WRITTEN INSTRUCTION: Write out all the entries word for word and omit any pictures.

>>>

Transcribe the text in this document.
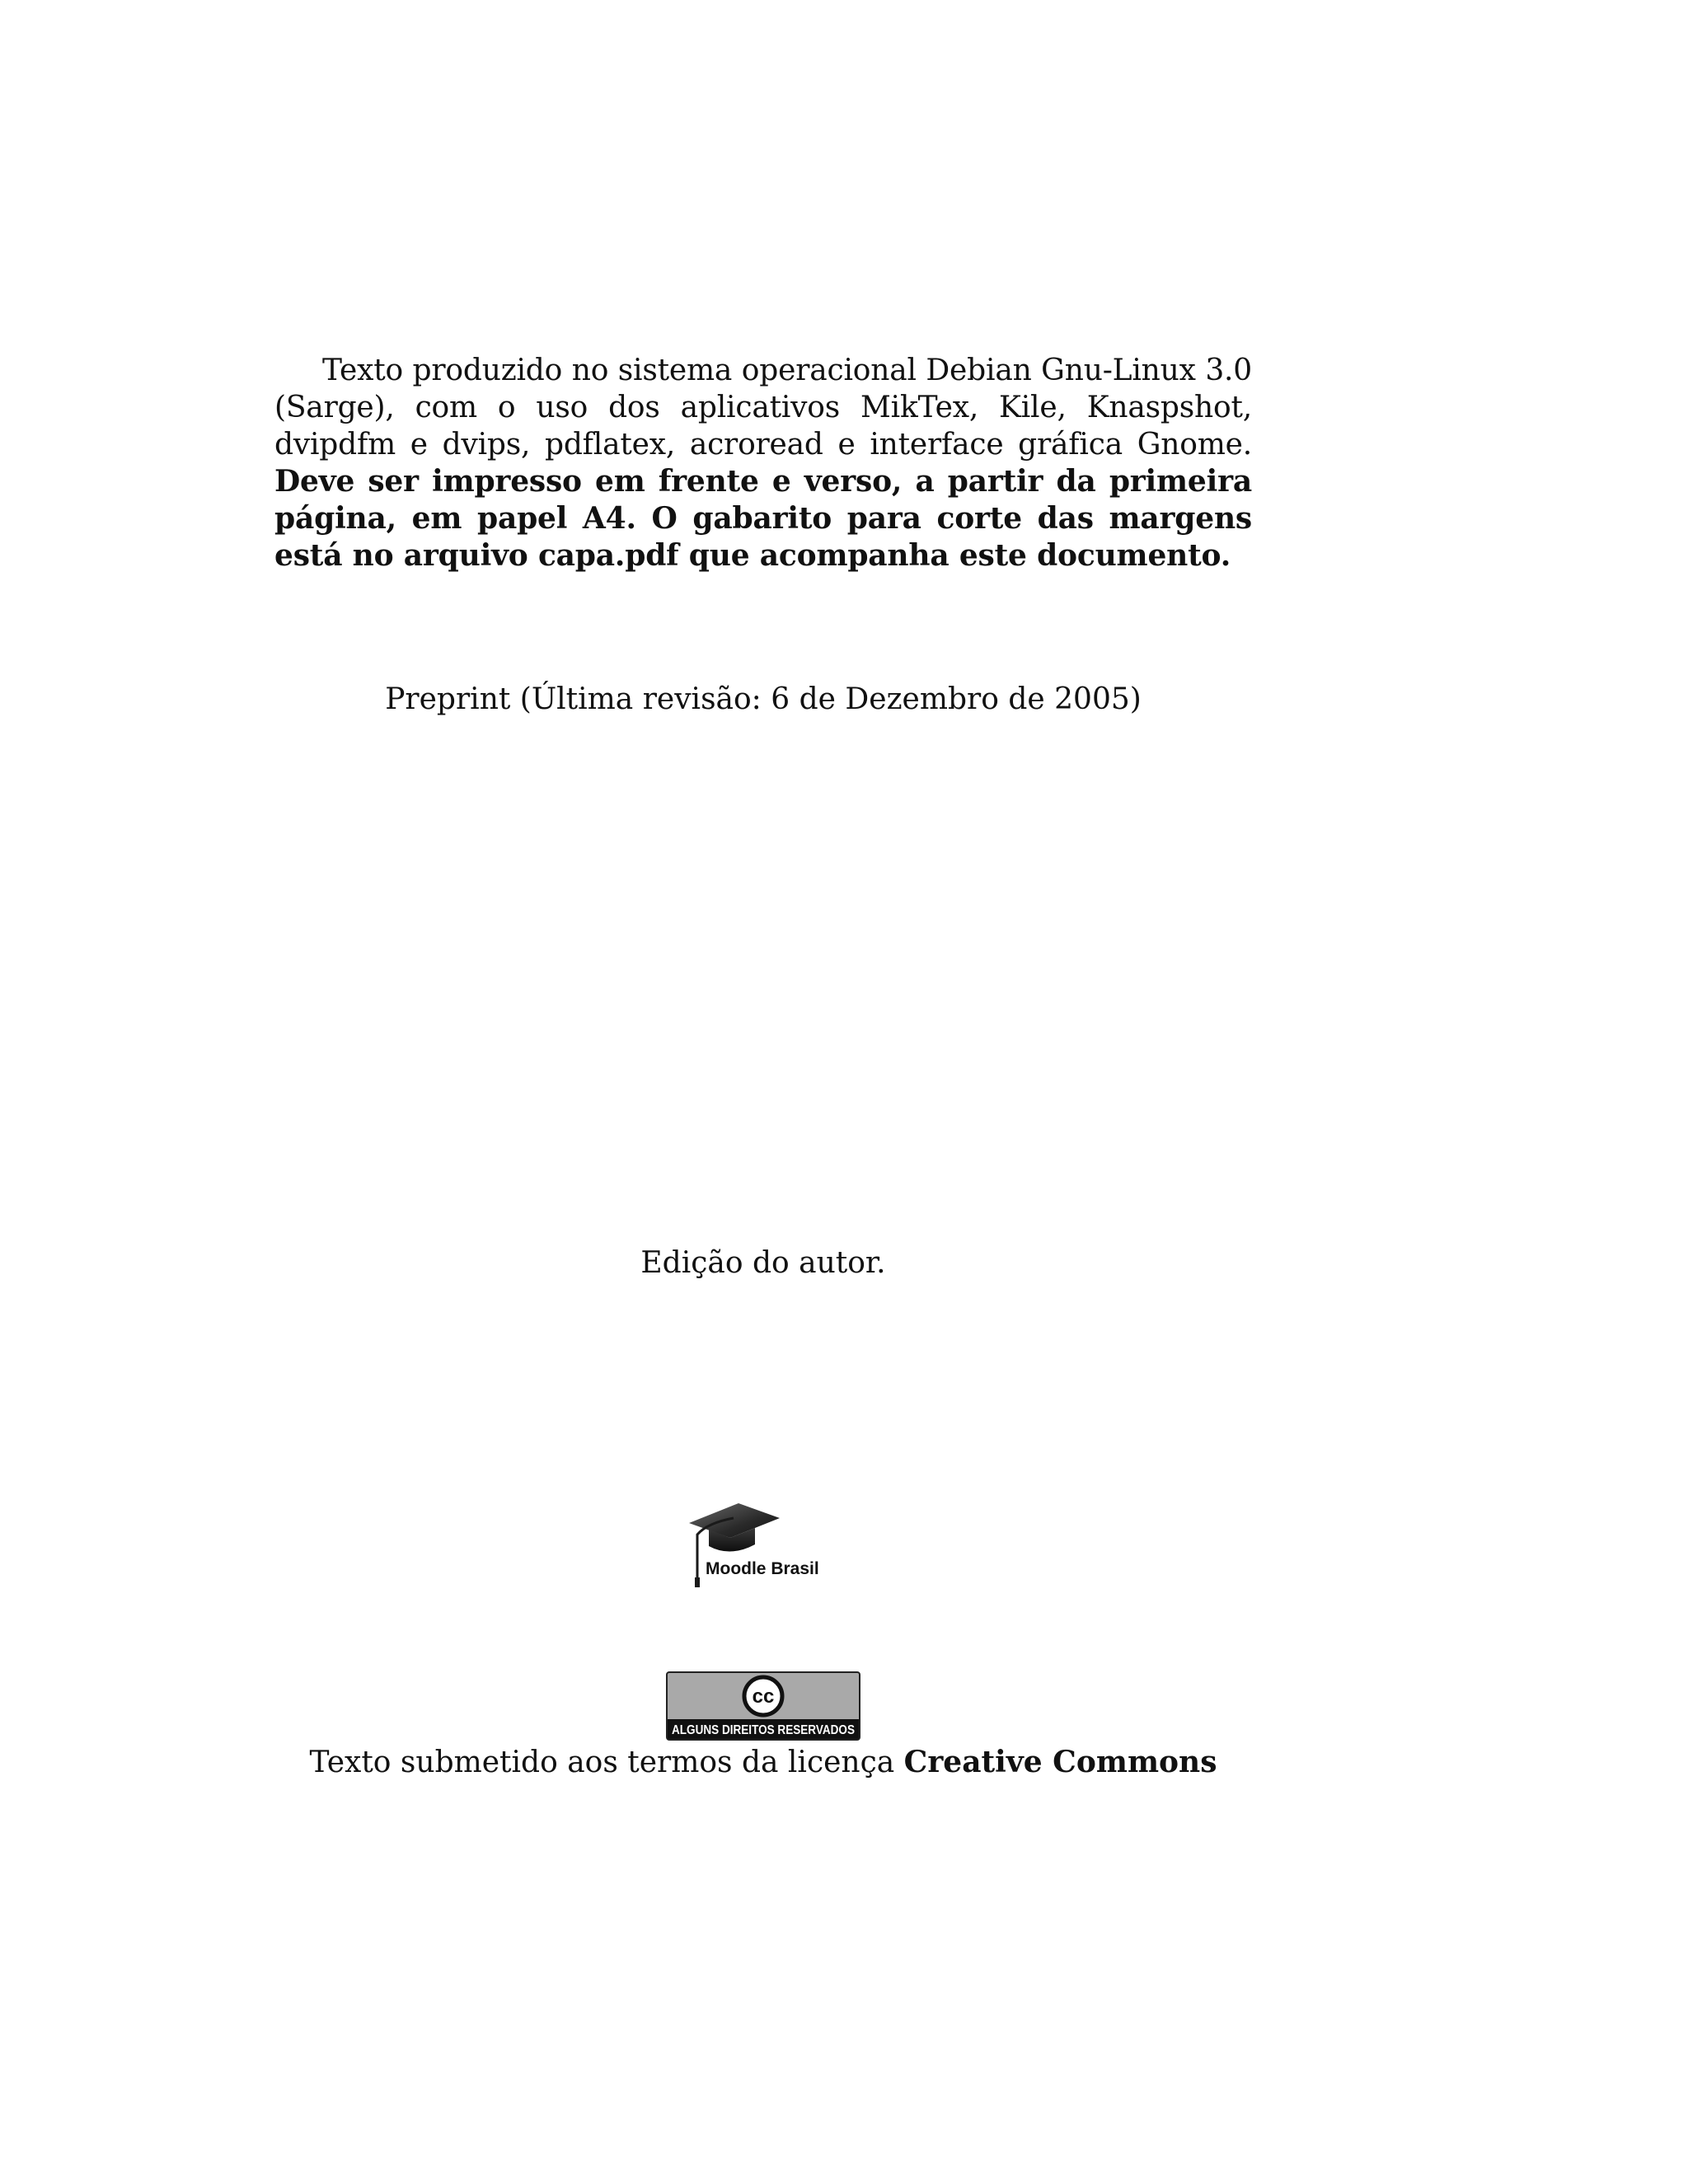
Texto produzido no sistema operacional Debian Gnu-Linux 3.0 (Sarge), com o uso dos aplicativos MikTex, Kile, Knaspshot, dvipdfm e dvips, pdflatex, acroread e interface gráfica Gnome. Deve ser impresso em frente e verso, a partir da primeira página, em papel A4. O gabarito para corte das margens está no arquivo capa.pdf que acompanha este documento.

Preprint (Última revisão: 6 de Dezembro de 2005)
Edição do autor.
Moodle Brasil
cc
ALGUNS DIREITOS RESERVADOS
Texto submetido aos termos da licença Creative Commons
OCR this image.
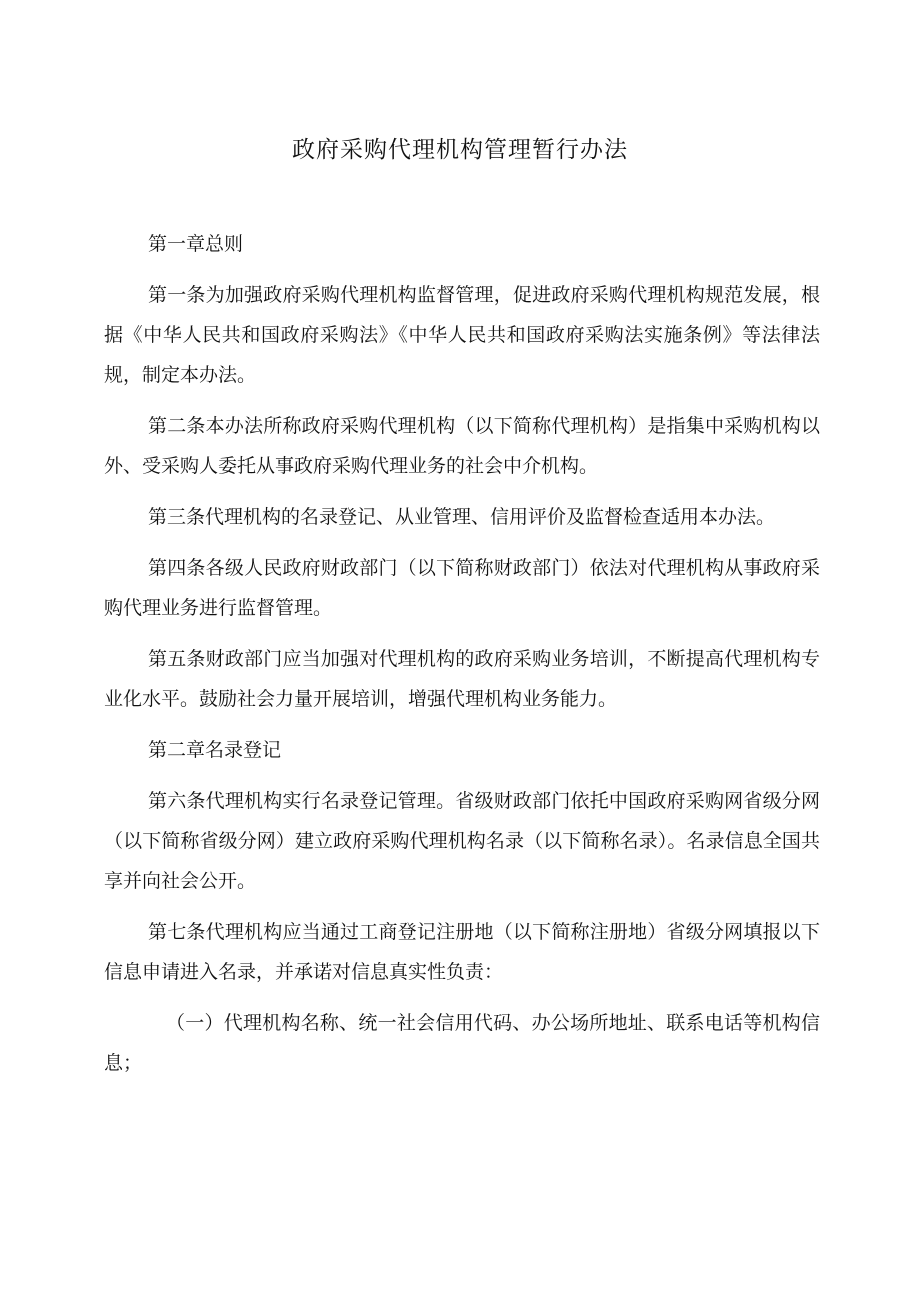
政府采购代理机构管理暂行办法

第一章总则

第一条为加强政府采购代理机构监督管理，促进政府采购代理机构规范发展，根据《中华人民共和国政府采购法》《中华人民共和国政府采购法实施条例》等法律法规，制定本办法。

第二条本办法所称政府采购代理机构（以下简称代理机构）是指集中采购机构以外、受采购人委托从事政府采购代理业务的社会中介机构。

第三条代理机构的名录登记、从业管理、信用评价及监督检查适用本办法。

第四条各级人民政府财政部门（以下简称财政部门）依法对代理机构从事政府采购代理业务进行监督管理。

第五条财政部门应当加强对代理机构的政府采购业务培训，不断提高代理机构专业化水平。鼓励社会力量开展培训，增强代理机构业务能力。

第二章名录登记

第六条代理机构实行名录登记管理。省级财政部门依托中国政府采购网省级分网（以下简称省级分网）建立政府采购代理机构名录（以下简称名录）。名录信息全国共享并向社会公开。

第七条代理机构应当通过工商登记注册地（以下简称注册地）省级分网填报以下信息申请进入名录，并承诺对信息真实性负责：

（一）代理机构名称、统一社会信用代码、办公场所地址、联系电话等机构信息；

<<<

EXERCISE OUTPUT:
Transcribe the text in this document.
Texto produzido no sistema operacional Debian Gnu-Linux 3.0 (Sarge), com o uso dos aplicativos MikTex, Kile, Knaspshot, dvipdfm e dvips, pdflatex, acroread e interface gráfica Gnome. Deve ser impresso em frente e verso, a partir da primeira página, em papel A4. O gabarito para corte das margens está no arquivo capa.pdf que acompanha este documento.

Preprint (Última revisão: 6 de Dezembro de 2005)
Edição do autor.
Moodle Brasil
cc
ALGUNS DIREITOS RESERVADOS
Texto submetido aos termos da licença Creative Commons
OCR this image.
政府采购代理机构管理暂行办法

第一章总则

第一条为加强政府采购代理机构监督管理，促进政府采购代理机构规范发展，根据《中华人民共和国政府采购法》《中华人民共和国政府采购法实施条例》等法律法规，制定本办法。

第二条本办法所称政府采购代理机构（以下简称代理机构）是指集中采购机构以外、受采购人委托从事政府采购代理业务的社会中介机构。

第三条代理机构的名录登记、从业管理、信用评价及监督检查适用本办法。

第四条各级人民政府财政部门（以下简称财政部门）依法对代理机构从事政府采购代理业务进行监督管理。

第五条财政部门应当加强对代理机构的政府采购业务培训，不断提高代理机构专业化水平。鼓励社会力量开展培训，增强代理机构业务能力。

第二章名录登记

第六条代理机构实行名录登记管理。省级财政部门依托中国政府采购网省级分网（以下简称省级分网）建立政府采购代理机构名录（以下简称名录）。名录信息全国共享并向社会公开。

第七条代理机构应当通过工商登记注册地（以下简称注册地）省级分网填报以下信息申请进入名录，并承诺对信息真实性负责：

（一）代理机构名称、统一社会信用代码、办公场所地址、联系电话等机构信息；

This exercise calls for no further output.